─── Extracted data

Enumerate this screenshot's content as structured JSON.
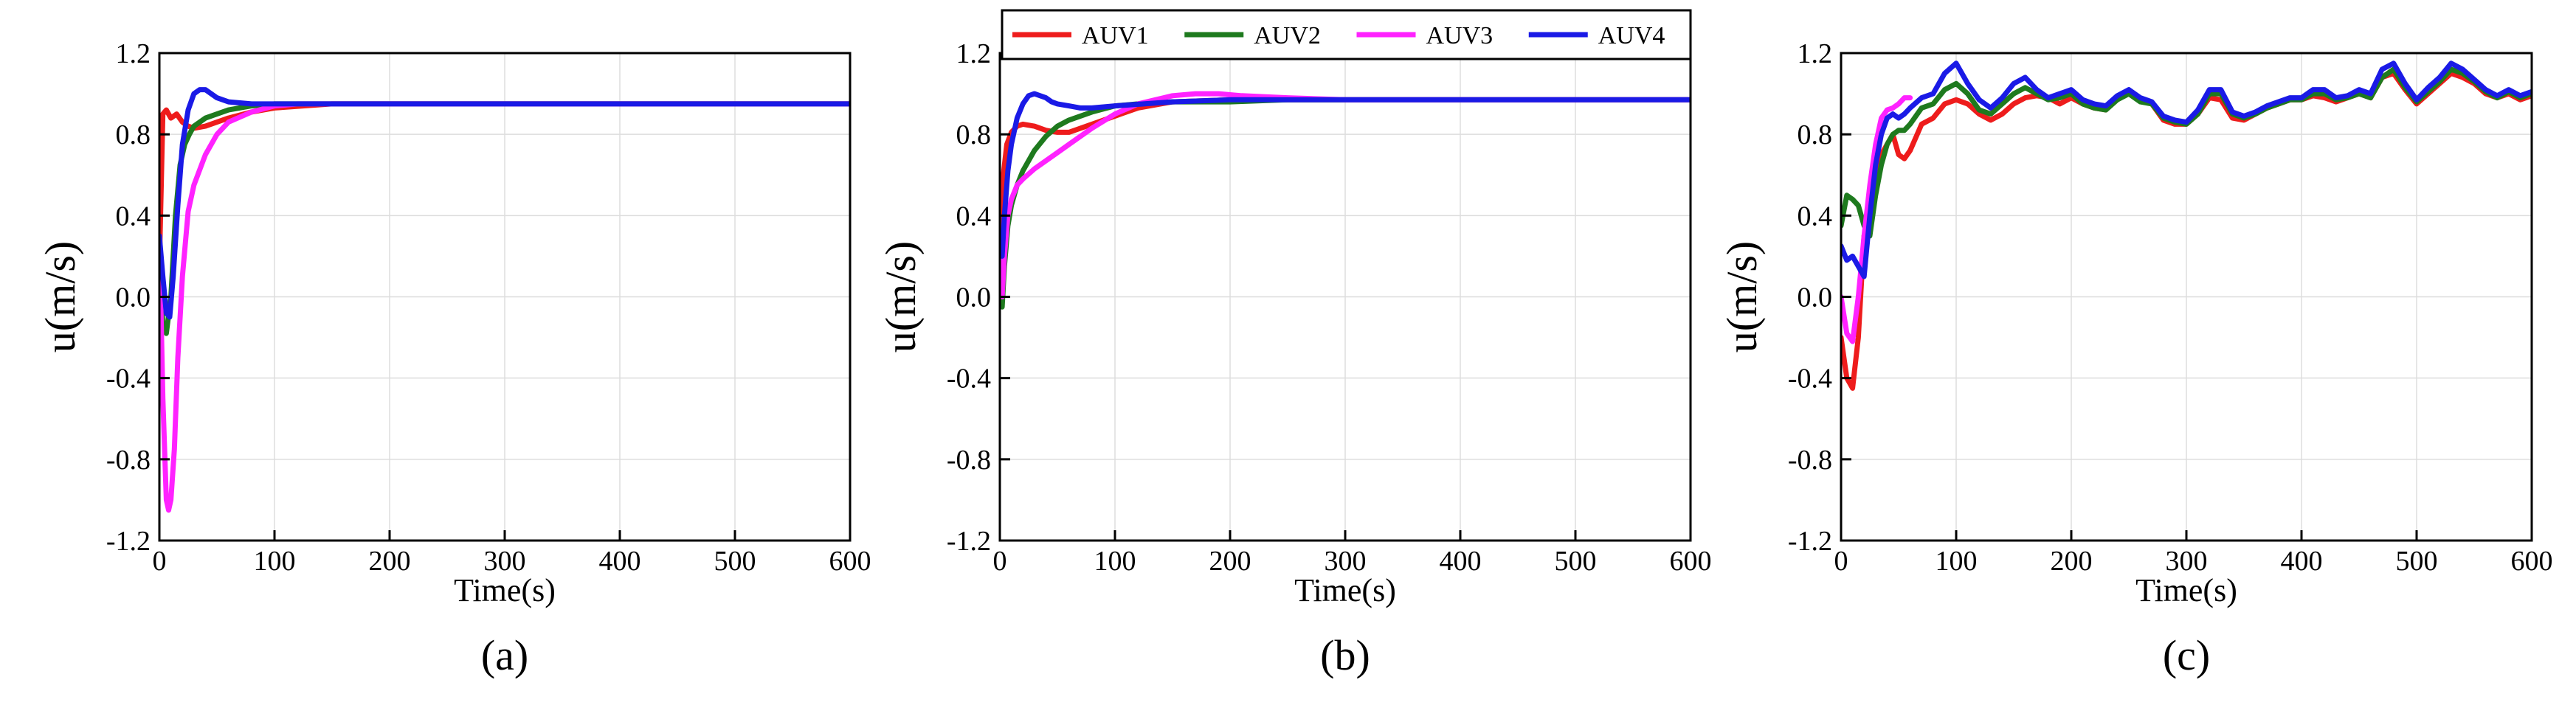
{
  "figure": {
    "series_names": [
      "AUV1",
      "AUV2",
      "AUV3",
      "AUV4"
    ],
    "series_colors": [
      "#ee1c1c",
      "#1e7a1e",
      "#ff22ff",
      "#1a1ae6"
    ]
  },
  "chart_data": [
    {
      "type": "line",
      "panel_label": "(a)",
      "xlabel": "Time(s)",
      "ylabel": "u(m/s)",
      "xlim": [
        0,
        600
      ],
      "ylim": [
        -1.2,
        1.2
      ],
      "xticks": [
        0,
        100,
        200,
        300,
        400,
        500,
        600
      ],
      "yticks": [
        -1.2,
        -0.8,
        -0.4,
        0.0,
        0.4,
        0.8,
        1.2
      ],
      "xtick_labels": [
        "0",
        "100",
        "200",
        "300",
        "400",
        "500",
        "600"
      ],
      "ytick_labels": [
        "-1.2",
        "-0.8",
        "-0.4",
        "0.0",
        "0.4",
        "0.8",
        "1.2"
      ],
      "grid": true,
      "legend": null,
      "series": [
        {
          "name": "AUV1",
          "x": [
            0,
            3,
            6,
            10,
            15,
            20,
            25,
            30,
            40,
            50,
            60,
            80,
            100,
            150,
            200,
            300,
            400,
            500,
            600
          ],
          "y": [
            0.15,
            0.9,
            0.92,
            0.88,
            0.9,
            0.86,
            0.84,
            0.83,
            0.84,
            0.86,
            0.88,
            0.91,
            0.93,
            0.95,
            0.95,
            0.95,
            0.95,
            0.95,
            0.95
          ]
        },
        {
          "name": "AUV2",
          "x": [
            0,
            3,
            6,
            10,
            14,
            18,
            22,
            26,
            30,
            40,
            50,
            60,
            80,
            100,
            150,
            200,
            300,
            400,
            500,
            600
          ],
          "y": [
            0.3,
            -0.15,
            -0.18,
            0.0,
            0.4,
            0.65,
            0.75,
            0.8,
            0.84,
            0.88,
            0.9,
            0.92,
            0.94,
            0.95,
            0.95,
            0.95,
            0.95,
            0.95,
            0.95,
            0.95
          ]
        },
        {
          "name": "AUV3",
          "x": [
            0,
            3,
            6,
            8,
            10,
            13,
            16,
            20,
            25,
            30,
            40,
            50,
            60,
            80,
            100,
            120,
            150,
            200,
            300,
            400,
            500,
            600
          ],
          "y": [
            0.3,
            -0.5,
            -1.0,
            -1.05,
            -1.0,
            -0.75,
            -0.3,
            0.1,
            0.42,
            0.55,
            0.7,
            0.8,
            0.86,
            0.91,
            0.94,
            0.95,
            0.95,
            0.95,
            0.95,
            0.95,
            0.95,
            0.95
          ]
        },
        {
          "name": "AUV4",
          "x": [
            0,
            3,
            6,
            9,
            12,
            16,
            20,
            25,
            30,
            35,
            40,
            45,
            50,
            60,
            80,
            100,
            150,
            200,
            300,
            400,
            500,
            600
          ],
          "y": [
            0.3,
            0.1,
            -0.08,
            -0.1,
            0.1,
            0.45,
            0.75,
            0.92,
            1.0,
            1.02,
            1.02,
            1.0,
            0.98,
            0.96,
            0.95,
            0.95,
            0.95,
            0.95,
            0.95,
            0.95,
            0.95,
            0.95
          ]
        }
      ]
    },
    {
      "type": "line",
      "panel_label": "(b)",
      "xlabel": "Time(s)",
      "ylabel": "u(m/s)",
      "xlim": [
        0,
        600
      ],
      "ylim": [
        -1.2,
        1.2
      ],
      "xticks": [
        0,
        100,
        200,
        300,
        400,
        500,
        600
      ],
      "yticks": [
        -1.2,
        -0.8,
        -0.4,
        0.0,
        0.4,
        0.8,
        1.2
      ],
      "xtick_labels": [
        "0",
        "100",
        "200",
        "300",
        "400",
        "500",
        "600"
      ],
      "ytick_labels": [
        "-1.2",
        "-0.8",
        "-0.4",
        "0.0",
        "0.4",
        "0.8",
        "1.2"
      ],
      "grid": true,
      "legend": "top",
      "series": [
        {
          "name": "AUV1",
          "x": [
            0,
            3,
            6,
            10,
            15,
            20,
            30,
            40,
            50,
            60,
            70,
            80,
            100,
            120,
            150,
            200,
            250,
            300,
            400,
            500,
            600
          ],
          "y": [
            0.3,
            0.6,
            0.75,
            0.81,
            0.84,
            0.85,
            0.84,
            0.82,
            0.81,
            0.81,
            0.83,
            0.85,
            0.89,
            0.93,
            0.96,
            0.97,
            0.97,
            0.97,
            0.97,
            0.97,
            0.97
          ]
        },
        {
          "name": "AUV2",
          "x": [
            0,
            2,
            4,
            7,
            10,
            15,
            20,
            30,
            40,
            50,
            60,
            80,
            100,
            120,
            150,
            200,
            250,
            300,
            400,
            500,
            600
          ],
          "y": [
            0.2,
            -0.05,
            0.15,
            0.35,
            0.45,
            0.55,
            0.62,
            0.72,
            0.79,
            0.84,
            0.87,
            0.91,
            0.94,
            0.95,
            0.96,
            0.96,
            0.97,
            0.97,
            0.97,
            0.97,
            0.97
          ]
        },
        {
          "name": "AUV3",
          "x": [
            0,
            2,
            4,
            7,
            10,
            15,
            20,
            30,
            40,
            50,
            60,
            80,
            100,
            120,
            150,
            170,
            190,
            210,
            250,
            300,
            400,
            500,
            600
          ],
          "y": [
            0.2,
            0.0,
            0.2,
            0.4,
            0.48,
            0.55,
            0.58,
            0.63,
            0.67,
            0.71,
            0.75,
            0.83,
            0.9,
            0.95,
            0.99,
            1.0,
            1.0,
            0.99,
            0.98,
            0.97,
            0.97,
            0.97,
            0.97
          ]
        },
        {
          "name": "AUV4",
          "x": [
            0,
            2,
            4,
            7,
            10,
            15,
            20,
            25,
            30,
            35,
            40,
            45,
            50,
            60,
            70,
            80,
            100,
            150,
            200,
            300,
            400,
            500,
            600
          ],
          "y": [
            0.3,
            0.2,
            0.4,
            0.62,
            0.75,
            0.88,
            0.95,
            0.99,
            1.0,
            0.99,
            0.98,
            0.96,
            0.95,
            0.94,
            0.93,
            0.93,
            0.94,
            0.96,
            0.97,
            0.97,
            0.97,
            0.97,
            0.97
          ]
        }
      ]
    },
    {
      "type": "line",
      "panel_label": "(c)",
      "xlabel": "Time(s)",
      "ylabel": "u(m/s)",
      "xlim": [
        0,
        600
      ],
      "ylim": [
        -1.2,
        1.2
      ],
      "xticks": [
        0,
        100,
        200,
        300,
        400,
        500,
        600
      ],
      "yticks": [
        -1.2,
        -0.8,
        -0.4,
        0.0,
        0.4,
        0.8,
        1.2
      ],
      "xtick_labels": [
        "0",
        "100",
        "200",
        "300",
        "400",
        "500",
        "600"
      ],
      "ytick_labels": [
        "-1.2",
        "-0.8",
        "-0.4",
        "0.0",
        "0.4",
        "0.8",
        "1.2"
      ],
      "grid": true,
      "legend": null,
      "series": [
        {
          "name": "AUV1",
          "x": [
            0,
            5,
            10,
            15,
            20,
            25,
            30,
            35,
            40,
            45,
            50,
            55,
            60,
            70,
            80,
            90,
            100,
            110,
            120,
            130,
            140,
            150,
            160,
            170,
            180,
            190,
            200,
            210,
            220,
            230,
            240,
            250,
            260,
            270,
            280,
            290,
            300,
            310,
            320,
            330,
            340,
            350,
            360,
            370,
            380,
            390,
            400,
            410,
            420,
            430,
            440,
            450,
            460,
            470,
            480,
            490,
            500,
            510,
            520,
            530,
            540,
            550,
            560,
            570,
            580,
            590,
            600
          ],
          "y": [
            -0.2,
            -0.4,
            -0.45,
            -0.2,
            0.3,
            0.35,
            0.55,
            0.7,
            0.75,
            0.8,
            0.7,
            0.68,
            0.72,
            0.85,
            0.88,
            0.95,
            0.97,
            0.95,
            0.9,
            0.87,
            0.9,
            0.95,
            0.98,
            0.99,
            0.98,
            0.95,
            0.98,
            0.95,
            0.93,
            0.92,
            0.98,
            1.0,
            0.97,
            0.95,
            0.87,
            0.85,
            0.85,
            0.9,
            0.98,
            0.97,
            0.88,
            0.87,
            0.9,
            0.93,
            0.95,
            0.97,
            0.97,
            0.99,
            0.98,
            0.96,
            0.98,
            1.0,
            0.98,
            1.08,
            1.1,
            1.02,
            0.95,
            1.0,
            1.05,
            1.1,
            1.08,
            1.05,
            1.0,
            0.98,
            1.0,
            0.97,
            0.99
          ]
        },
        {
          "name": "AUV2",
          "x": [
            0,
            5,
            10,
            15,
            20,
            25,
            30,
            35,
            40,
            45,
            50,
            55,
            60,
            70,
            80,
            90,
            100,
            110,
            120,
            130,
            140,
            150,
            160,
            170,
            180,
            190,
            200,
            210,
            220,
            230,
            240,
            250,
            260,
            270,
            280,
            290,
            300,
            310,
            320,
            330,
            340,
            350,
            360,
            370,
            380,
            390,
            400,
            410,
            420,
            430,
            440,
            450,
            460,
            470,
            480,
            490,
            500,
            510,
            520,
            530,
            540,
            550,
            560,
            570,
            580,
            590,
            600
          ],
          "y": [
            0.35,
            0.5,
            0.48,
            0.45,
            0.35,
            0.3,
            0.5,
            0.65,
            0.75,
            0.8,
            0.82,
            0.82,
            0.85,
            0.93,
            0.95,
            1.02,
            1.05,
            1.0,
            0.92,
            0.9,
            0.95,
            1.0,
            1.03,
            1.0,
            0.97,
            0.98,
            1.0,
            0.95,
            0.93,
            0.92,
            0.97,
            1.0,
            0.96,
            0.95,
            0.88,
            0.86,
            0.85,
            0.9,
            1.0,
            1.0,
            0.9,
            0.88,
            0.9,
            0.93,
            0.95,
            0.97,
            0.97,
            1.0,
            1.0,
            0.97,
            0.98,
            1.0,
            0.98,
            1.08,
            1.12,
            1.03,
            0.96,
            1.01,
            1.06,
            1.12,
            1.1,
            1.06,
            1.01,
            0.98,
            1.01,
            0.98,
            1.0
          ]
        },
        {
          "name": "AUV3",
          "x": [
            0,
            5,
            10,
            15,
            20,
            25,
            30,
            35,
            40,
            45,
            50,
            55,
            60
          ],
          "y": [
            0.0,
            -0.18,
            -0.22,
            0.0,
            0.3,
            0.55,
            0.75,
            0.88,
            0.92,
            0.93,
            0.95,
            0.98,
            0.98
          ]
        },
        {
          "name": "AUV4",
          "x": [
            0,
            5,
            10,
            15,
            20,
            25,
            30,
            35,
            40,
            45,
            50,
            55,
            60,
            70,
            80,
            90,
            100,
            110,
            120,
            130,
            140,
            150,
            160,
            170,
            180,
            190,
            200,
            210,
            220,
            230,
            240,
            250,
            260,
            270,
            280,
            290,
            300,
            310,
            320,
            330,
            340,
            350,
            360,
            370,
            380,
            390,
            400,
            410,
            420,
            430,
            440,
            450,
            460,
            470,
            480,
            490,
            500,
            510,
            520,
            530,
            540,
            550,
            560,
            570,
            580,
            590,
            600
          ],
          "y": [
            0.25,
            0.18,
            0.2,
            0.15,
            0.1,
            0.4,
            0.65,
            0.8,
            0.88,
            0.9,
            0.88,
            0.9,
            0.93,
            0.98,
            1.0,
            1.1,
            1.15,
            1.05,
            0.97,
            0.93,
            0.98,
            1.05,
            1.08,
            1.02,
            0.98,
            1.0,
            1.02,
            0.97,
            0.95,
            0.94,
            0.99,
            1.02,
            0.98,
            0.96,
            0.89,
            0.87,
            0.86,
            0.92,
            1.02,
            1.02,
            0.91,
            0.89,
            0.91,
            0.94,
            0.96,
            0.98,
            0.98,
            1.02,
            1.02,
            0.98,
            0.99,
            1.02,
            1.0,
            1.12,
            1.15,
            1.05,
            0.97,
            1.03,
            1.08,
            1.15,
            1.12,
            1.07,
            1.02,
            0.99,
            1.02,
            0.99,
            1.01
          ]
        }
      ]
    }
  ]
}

──────
─── Extracted data

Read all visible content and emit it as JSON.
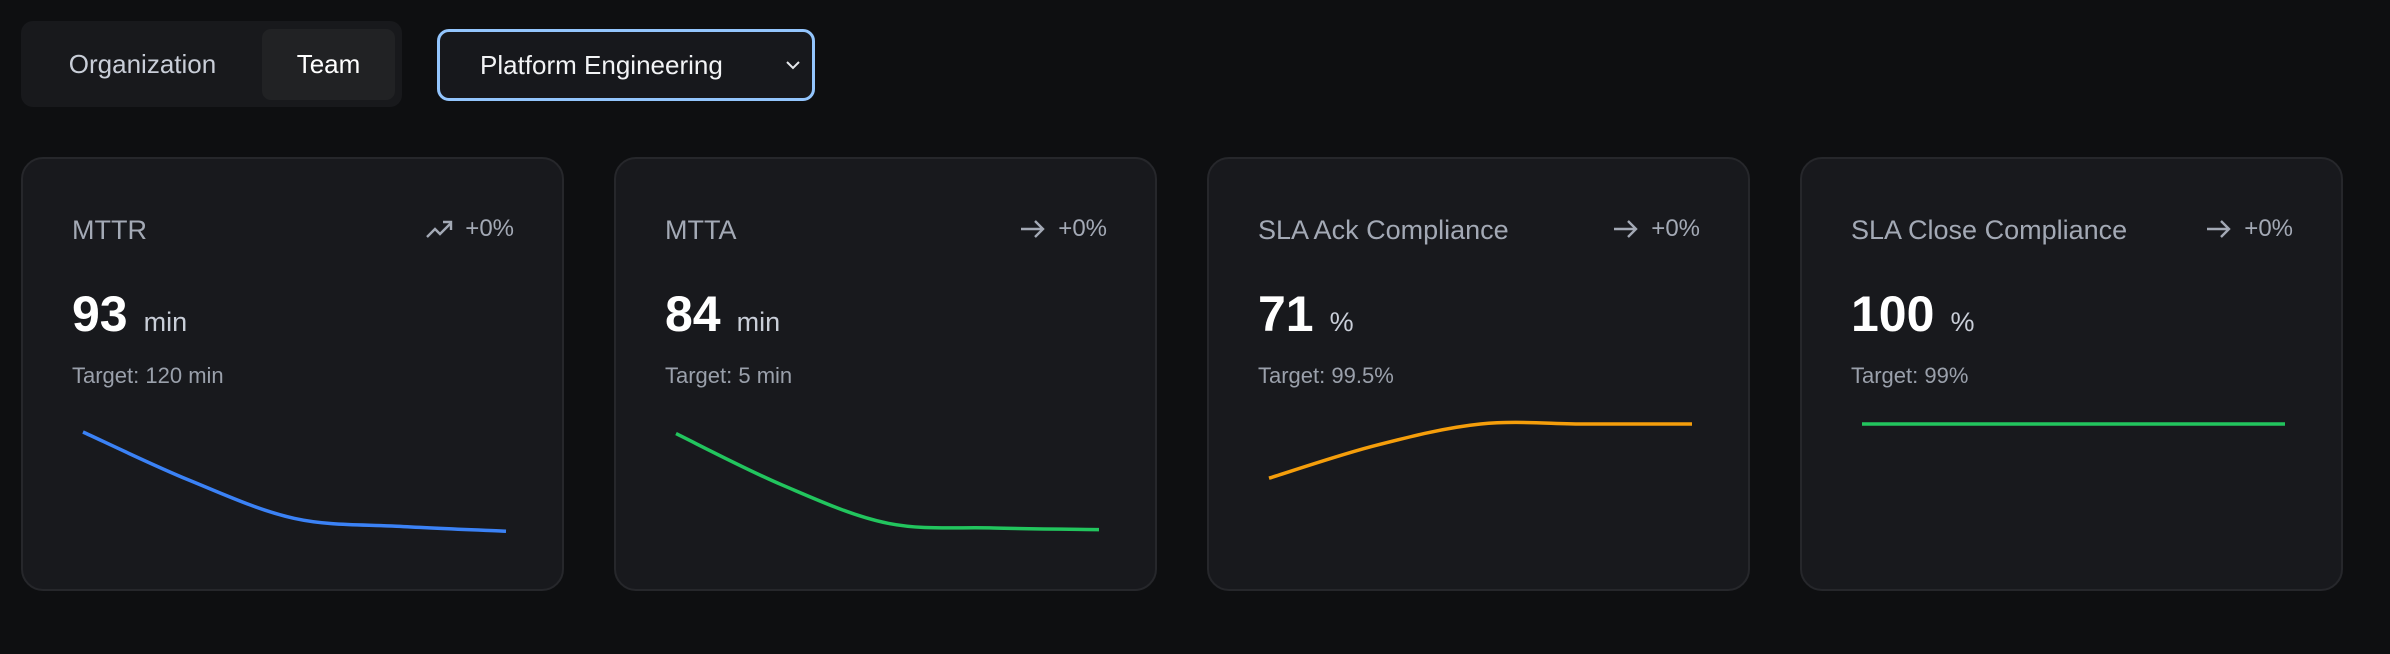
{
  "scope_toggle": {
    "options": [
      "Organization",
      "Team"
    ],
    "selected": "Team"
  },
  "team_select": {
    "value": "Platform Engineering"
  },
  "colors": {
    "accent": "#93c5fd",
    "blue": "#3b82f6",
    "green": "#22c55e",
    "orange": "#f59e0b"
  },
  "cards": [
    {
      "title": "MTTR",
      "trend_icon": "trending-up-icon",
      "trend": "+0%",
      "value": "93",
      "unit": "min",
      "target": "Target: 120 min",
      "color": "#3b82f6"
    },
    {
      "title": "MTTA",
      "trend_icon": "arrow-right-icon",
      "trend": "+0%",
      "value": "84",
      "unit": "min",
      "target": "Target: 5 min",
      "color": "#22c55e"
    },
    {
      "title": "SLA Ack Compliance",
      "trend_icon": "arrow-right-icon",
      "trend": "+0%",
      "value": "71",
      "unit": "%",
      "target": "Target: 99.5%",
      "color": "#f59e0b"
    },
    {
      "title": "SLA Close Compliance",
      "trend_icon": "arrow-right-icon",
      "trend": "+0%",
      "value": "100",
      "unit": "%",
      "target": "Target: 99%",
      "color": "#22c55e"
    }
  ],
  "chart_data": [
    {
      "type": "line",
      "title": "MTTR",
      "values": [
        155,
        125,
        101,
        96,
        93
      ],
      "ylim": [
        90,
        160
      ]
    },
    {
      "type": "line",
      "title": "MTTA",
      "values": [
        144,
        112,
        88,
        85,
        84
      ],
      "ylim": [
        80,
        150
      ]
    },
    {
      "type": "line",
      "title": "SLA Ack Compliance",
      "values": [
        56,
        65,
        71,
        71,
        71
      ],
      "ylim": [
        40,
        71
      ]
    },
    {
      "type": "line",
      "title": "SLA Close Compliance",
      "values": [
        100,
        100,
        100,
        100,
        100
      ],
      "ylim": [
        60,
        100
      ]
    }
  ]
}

──────

Aim of the exercise: State, as a number only, how many lines in the entries include "Target".

Correct result: 4